Records that describe figures:
►
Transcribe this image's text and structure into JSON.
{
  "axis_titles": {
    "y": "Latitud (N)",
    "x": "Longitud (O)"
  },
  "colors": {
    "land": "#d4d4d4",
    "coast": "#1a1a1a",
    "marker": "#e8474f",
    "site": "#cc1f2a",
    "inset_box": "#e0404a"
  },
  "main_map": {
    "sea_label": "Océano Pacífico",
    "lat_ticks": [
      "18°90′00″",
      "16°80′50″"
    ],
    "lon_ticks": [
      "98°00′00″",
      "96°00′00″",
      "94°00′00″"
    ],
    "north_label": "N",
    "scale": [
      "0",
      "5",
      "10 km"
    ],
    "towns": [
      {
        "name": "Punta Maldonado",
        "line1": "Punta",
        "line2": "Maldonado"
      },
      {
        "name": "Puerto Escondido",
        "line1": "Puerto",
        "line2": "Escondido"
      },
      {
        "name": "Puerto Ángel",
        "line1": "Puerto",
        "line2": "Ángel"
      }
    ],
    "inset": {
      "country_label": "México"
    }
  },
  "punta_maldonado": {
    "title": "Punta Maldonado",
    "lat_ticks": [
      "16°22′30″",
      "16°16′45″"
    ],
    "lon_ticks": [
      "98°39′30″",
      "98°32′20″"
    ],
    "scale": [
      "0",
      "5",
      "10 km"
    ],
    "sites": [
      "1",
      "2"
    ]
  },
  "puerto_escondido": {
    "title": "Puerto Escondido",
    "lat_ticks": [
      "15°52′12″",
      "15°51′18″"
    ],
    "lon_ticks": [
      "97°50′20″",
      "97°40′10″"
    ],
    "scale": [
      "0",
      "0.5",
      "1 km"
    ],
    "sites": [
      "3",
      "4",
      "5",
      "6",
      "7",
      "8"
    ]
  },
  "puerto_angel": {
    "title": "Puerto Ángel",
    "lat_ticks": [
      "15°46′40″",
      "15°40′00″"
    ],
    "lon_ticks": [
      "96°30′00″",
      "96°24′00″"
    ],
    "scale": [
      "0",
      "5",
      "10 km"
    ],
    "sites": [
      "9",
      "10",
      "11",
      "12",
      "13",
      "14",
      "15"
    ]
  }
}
◄
Task requirements: From the data above, copy out every line with the string "name" in it.

Solution for this problem:
        "name": "Punta Maldonado",
        "name": "Puerto Escondido",
        "name": "Puerto Ángel",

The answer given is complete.